**Goal of the exercise**
Identify the lines that include the word "value", then copy all of them.

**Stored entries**
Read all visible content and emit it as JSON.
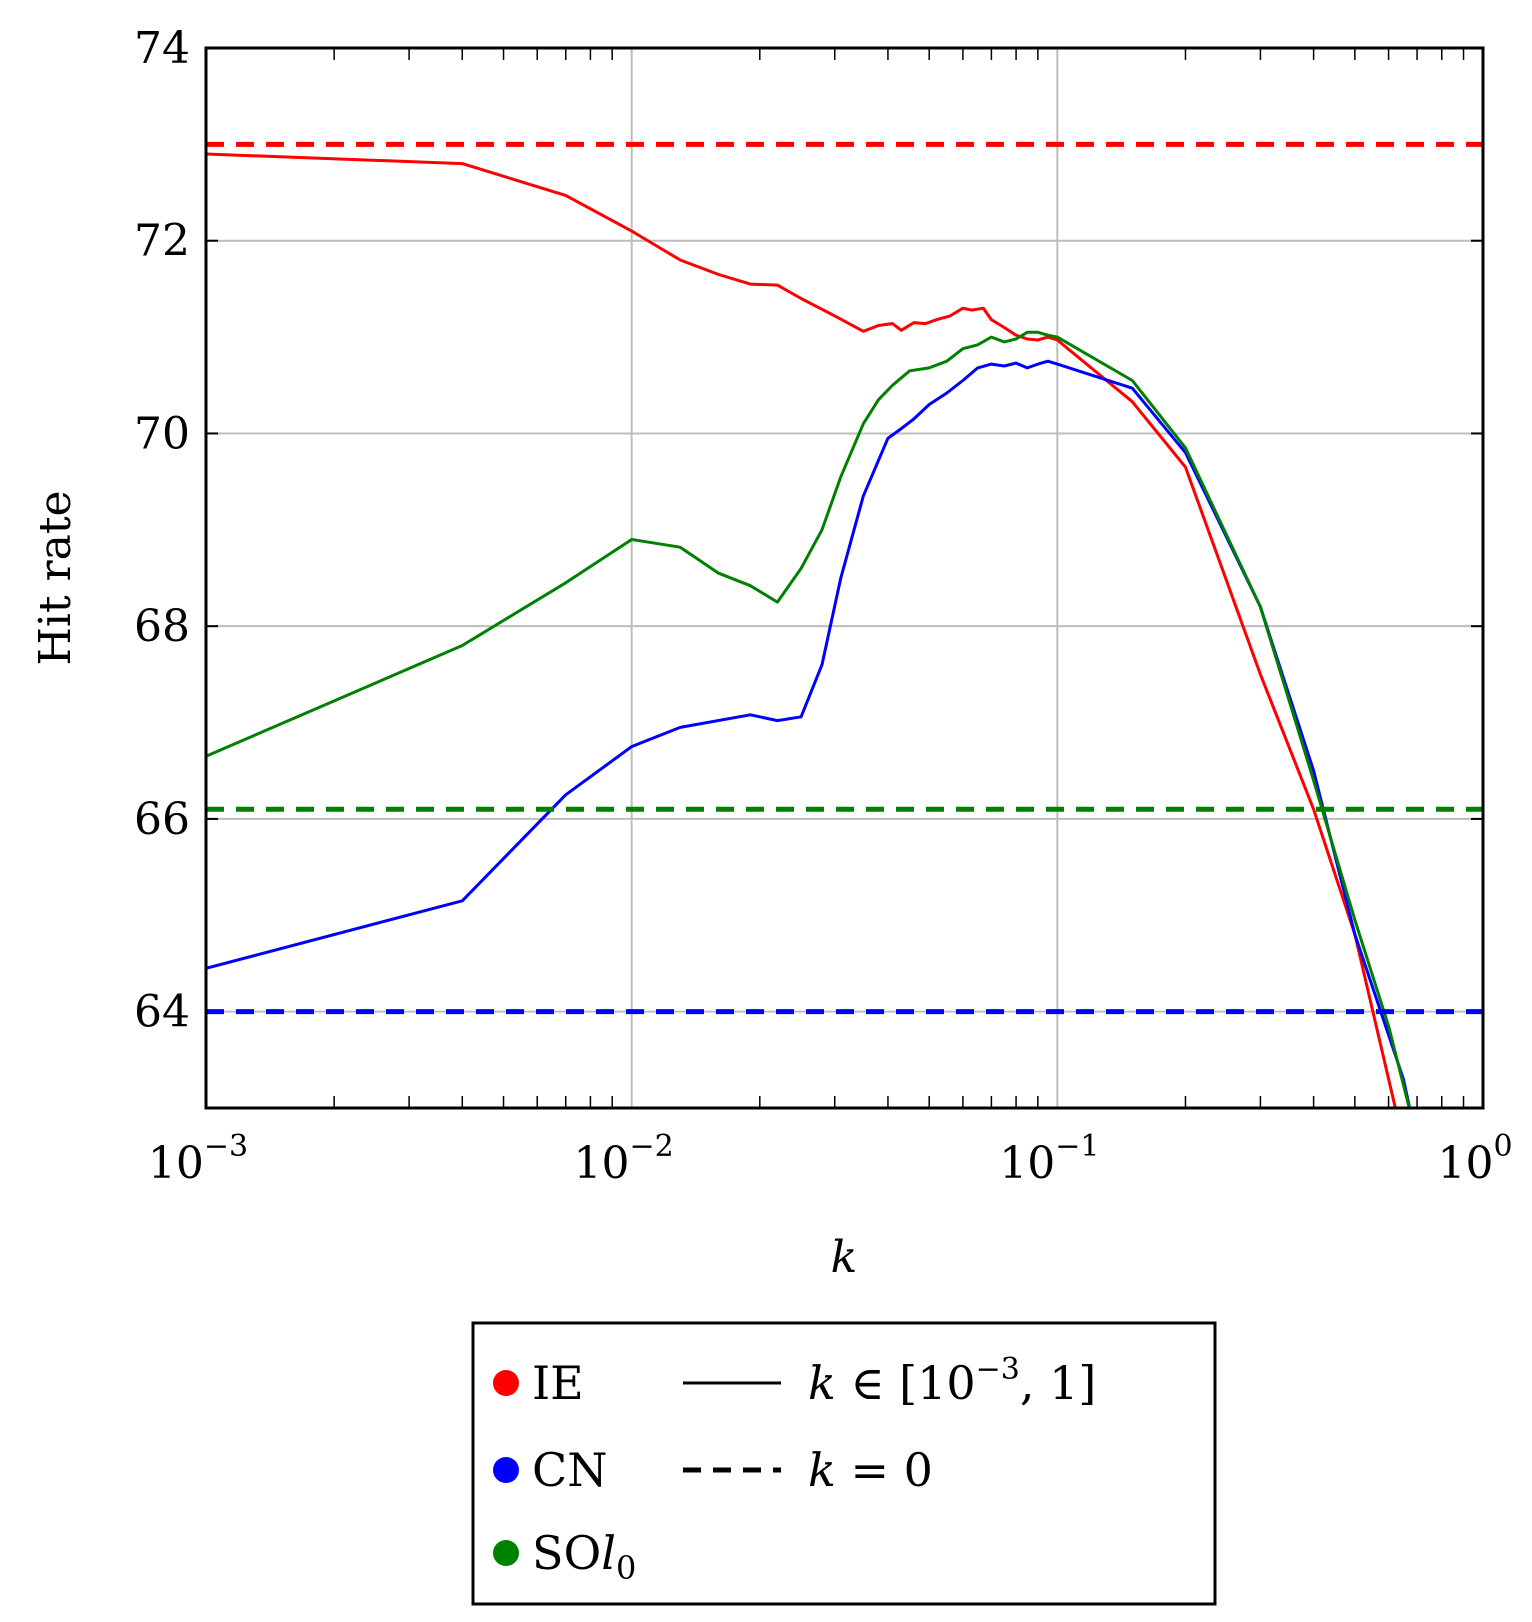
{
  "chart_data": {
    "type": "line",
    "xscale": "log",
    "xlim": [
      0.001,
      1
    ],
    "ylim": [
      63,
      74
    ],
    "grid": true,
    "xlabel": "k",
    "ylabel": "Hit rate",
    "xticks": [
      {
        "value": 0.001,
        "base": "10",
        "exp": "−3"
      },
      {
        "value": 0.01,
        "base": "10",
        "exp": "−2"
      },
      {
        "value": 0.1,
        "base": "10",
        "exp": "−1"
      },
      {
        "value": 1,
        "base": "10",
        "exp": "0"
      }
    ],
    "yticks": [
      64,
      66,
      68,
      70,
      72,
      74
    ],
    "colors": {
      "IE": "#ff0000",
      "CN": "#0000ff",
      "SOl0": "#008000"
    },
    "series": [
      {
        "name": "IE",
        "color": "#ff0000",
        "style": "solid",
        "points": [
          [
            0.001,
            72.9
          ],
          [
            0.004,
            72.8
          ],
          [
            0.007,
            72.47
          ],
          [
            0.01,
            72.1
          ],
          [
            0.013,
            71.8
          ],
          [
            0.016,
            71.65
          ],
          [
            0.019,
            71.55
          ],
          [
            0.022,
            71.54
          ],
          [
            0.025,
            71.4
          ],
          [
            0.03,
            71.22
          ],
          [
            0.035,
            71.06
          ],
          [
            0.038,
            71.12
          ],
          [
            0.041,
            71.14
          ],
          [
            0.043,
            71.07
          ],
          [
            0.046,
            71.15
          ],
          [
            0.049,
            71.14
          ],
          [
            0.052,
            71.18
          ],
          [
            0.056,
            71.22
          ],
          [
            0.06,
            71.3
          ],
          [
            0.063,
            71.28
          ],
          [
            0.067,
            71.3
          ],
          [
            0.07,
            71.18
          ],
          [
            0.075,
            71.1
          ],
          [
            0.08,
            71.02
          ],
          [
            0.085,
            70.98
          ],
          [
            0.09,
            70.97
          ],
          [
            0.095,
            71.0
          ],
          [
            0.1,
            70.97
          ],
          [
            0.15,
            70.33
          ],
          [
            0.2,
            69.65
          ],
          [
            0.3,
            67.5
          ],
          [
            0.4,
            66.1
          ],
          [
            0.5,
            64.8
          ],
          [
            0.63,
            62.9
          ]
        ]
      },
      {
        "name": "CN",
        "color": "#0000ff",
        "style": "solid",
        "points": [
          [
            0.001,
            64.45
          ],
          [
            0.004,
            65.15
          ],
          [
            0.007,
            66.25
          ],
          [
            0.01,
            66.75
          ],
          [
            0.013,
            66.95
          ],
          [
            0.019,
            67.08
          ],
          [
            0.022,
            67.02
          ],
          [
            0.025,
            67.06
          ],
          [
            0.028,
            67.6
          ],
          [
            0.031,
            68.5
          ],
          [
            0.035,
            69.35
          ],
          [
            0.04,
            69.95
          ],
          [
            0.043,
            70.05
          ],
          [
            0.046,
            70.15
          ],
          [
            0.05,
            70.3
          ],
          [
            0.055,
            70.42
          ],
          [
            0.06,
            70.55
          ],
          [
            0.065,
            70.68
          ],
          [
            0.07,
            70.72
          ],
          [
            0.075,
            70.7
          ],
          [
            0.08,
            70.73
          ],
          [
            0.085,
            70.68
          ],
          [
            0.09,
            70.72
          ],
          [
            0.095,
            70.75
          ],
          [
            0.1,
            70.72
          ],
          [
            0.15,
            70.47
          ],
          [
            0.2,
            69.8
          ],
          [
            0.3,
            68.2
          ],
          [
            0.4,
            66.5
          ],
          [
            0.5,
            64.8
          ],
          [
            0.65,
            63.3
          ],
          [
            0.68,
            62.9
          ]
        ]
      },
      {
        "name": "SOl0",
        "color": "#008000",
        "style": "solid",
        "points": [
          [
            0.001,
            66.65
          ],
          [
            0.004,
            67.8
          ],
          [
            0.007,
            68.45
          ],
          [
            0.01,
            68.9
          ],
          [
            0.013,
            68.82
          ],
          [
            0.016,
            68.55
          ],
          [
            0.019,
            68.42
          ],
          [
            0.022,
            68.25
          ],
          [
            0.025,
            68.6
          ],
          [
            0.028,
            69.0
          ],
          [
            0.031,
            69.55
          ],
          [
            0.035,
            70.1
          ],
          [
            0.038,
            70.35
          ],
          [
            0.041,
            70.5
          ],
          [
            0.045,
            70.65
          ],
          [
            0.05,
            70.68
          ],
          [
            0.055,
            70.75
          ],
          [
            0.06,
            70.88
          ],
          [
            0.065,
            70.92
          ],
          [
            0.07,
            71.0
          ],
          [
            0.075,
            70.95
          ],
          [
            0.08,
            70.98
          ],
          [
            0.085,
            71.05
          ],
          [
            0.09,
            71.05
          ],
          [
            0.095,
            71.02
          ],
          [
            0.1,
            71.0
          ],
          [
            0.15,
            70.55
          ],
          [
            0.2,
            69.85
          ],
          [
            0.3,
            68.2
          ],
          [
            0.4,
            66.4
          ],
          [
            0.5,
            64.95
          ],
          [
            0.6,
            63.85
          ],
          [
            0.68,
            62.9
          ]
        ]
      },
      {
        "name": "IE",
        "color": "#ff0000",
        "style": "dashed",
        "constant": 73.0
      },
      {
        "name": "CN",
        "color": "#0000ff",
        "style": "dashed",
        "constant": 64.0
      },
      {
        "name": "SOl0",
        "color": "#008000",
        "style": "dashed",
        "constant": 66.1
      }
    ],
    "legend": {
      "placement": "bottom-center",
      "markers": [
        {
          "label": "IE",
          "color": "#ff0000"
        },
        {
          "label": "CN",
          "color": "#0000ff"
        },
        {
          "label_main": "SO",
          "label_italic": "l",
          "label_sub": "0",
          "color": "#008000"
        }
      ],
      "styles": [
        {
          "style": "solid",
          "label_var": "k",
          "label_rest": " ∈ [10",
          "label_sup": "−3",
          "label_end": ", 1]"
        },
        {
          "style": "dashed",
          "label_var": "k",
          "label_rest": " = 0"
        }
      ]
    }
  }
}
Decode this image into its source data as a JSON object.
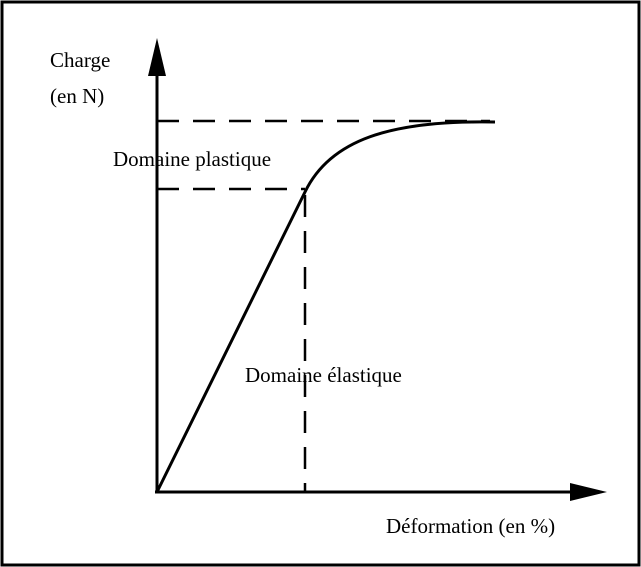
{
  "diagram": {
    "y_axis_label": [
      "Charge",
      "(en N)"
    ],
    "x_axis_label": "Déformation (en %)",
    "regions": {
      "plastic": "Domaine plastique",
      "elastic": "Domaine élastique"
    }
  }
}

**Solution for this problem**
        "value": 0.001,
        "value": 0.01,
        "value": 0.1,
        "value": 1,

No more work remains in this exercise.